The exercise → Find every line containing the word "автомобильных" in the records below; report only how many there are.

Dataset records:

────────────────────

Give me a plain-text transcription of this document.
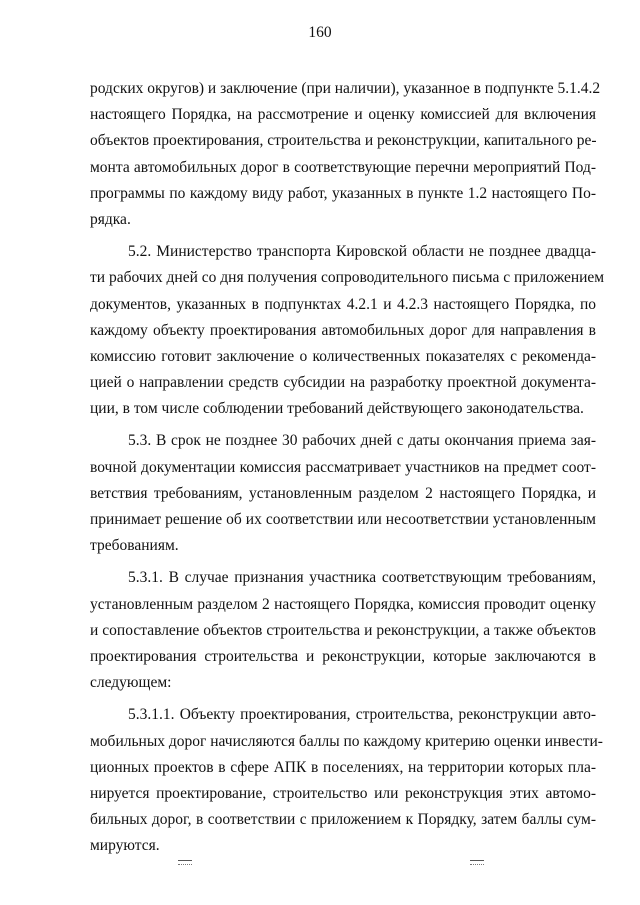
160
родских округов) и заключение (при наличии), указанное в подпункте 5.1.4.2
настоящего Порядка, на рассмотрение и оценку комиссией для включения
объектов проектирования, строительства и реконструкции, капитального ре-
монта автомобильных дорог в соответствующие перечни мероприятий Под-
программы по каждому виду работ, указанных в пункте 1.2 настоящего По-
рядка.
5.2. Министерство транспорта Кировской области не позднее двадца-
ти рабочих дней со дня получения сопроводительного письма с приложением
документов, указанных в подпунктах 4.2.1 и 4.2.3 настоящего Порядка, по
каждому объекту проектирования автомобильных дорог для направления в
комиссию готовит заключение о количественных показателях с рекоменда-
цией о направлении средств субсидии на разработку проектной документа-
ции, в том числе соблюдении требований действующего законодательства.
5.3. В срок не позднее 30 рабочих дней с даты окончания приема зая-
вочной документации комиссия рассматривает участников на предмет соот-
ветствия требованиям, установленным разделом 2 настоящего Порядка, и
принимает решение об их соответствии или несоответствии установленным
требованиям.
5.3.1. В случае признания участника соответствующим требованиям,
установленным разделом 2 настоящего Порядка, комиссия проводит оценку
и сопоставление объектов строительства и реконструкции, а также объектов
проектирования строительства и реконструкции, которые заключаются в
следующем:
5.3.1.1. Объекту проектирования, строительства, реконструкции авто-
мобильных дорог начисляются баллы по каждому критерию оценки инвести-
ционных проектов в сфере АПК в поселениях, на территории которых пла-
нируется проектирование, строительство или реконструкция этих автомо-
бильных дорог, в соответствии с приложением к Порядку, затем баллы сум-
мируются.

────────────────────

Output for this exercise → 2